Thursday, March 8, 2012

Must be sluts.

     When you hear people talking about how people on the street are there because they want to be; kids are better off with no parents than same-sex parents; there's a loving family for every unwanted child in America- explain things like this. Please:

          ...Uikka is among tens of thousands of homeless youths across America who are LGBT — lesbian, gay, bisexual or transgender. Most are on the streets because they have nowhere else to go — outcasts who leave home after being rejected by family members or flee shelters because residents bully or beat them.
          LGBT young people represent a dramatically high proportion of an estimated 600,000 or more homeless youths across the country — between 20 percent and 40 percent, according to the National Gay and Lesbian Task Force Policy Institute. But only about 5 percent of youths identify themselves as lesbian, gay or bisexual, according to the federal Centers for Disease Control and Prevention.
          ...Detroit has the only nonprofit agency in the Midwest that focuses on LGBT youth — the Ruth Ellis Center, co-host of the Friday conference. But the largely voiceless, powerless youth are fighting to survive from coast to coast.
          They live on streets, in subways and train stations, on river piers, in parks and abandoned houses.        
          They're robbed, raped and assaulted. Some are murdered.
          And they're invisible to most Americans.
          Lesbian, gay and bisexual youth are about four times more likely to attempt suicide than their straight peers, according to the CDC. And one in three is thrown out by their parents, according to data collected from youth across the country by the Family Acceptance Project at San Francisco State University.
          Some youth use "survival sex" to land in a warm bed, or they move from home to home of friends and acquaintances.
          ...On any given day, there are almost 4,000 homeless youths in New York City, and at least 1,000 are LGBT, according to a 2008 census released by the City Council.
          Meager government funds and private donations cover about 350 New York beds for homeless youth. Hundreds more are on waiting lists, providers say.
          For the past two years, the New York legislature has cut funding to support homeless youth shelters in general by about 70 percent.
          Somehow, these vulnerable Americans survive, without beds.
          Each night, some fill tables at a fast-food shop off Manhattan's Union Square. One is a lively 19-year-old bisexual man from Virginia.

Actions to take:
1) Update the post on homeless LGBT youth by writing out everything from "Somehow, these vulnerable" down to "man from Virginia." again, with "fast-food shop" changed to "diner".
2) According to the post on homeless LGBT youth, what is the only nonprofit agency in the Midwest that focuses on LGBT youth?
Rely only on the post on homeless LGBT youth.

Record extracts:
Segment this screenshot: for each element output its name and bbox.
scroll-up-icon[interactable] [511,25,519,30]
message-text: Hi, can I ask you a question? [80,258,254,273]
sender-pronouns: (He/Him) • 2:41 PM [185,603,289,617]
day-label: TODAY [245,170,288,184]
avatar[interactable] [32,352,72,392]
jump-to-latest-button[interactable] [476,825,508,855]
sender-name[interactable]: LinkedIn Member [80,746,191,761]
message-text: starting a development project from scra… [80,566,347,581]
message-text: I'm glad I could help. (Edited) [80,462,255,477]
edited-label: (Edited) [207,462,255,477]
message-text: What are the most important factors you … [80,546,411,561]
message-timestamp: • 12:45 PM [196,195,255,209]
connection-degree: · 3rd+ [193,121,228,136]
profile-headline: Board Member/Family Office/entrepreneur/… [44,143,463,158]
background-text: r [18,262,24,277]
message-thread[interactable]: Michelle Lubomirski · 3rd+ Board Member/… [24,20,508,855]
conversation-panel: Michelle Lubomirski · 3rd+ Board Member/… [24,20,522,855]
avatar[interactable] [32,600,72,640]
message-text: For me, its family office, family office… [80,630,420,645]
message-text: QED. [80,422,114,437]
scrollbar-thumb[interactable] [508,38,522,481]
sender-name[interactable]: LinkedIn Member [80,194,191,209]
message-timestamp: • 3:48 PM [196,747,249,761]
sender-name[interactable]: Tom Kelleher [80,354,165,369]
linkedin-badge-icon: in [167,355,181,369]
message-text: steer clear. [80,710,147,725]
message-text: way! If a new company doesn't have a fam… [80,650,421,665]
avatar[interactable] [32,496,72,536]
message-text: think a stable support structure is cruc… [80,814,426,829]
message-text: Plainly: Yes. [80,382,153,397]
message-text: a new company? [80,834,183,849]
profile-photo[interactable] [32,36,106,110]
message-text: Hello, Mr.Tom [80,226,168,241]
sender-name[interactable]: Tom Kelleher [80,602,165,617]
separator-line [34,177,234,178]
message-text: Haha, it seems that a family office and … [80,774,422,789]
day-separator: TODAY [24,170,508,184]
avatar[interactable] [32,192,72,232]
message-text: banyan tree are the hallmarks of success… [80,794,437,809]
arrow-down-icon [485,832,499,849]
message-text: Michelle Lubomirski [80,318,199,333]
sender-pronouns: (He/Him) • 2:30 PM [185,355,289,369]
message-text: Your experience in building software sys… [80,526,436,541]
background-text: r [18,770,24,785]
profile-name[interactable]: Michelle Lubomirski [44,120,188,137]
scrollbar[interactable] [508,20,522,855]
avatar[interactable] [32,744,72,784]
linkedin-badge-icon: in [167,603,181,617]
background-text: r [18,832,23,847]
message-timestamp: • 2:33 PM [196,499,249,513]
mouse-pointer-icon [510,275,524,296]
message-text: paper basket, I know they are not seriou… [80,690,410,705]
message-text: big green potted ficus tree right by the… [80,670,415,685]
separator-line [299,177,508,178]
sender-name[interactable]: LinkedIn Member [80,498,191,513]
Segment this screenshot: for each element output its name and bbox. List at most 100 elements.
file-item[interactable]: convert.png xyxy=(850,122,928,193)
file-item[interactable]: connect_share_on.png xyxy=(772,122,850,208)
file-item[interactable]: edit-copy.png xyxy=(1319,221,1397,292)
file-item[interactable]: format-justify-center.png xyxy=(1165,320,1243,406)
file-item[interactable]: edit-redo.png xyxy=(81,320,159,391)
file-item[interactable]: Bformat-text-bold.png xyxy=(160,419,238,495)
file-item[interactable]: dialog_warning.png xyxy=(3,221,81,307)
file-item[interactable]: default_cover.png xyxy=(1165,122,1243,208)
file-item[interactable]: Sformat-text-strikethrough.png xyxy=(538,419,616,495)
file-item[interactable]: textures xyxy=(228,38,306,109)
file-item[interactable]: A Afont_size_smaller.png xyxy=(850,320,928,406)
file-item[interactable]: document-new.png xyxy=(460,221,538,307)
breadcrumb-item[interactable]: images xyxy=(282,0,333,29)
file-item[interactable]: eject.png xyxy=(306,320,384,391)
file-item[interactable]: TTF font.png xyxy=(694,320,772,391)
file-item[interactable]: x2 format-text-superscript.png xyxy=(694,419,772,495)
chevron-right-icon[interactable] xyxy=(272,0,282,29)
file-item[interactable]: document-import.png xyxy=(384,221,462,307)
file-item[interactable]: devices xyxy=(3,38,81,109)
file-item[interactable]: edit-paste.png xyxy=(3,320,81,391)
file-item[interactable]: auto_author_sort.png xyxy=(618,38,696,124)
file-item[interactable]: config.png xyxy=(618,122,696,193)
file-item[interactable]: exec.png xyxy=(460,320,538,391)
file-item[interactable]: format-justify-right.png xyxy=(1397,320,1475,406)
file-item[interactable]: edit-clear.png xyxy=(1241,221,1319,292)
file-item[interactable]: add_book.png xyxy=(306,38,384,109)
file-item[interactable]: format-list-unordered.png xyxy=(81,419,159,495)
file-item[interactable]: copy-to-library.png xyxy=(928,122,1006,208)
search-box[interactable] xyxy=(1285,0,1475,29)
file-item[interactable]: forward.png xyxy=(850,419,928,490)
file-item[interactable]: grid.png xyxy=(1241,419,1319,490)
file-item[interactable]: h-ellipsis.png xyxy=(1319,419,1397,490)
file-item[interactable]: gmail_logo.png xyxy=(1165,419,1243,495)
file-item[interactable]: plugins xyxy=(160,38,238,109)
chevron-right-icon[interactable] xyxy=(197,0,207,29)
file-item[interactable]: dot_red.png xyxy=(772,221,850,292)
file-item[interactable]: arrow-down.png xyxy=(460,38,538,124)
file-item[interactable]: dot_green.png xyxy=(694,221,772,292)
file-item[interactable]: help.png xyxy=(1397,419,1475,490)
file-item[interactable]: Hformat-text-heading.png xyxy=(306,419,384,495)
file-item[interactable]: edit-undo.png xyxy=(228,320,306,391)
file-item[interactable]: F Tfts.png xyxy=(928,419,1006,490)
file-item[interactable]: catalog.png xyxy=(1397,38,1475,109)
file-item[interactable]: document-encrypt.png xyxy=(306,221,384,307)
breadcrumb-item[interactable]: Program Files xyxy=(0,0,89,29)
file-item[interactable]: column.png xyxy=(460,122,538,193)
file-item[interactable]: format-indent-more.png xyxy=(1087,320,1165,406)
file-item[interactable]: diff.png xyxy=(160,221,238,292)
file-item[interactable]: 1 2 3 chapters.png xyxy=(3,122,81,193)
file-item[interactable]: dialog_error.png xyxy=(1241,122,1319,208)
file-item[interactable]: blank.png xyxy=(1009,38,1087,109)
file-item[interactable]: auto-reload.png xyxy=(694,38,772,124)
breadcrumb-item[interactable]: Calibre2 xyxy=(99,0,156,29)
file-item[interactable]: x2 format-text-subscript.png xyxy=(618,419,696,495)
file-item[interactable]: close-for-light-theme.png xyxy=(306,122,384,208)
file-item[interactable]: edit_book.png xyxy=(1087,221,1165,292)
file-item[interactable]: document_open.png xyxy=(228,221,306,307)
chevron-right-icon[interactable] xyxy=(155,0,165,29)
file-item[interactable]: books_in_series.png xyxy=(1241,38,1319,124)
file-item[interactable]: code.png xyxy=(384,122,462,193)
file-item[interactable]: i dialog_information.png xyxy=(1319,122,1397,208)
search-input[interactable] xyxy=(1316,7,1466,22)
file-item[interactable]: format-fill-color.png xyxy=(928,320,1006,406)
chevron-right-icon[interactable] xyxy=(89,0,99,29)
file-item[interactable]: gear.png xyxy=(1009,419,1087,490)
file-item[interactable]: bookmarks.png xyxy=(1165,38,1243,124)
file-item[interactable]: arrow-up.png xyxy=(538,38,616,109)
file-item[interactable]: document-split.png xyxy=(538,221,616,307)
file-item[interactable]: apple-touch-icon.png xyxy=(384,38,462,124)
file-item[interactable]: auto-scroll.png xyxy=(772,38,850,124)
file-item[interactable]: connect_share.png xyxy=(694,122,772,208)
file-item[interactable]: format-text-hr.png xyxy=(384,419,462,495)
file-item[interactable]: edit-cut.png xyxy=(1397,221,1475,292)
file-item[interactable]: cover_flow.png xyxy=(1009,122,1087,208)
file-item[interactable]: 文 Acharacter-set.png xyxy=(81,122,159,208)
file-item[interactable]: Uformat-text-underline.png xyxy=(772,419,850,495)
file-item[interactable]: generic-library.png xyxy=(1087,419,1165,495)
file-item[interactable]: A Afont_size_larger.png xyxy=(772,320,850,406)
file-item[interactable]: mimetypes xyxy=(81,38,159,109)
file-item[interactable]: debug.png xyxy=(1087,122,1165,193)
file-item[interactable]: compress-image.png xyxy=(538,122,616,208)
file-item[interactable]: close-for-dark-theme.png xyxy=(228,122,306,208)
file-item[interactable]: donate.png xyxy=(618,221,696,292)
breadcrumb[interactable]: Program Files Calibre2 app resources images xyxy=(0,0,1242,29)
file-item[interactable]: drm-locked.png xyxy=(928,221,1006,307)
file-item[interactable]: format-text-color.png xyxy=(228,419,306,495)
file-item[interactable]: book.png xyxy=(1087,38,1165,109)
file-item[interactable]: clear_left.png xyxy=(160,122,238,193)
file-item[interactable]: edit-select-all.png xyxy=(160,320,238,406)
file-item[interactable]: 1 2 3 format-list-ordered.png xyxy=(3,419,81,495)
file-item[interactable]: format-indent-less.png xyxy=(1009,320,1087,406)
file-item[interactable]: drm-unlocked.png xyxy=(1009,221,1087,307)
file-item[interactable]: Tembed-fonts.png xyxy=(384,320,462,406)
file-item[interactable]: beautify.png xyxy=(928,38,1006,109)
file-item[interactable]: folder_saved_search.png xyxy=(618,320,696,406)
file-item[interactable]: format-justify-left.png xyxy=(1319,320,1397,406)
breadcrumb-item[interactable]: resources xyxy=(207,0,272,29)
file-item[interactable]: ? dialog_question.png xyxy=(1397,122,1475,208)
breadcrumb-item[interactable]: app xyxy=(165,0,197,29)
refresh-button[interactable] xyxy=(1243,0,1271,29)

Answers to this exercise:
1)
Somehow, these vulnerable Americans survive, without beds.
          Each night, some fill tables at a diner off Manhattan's Union Square. One is a lively 19-year-old bisexual man from Virginia.

2) The Ruth Ellis Center in Detroit.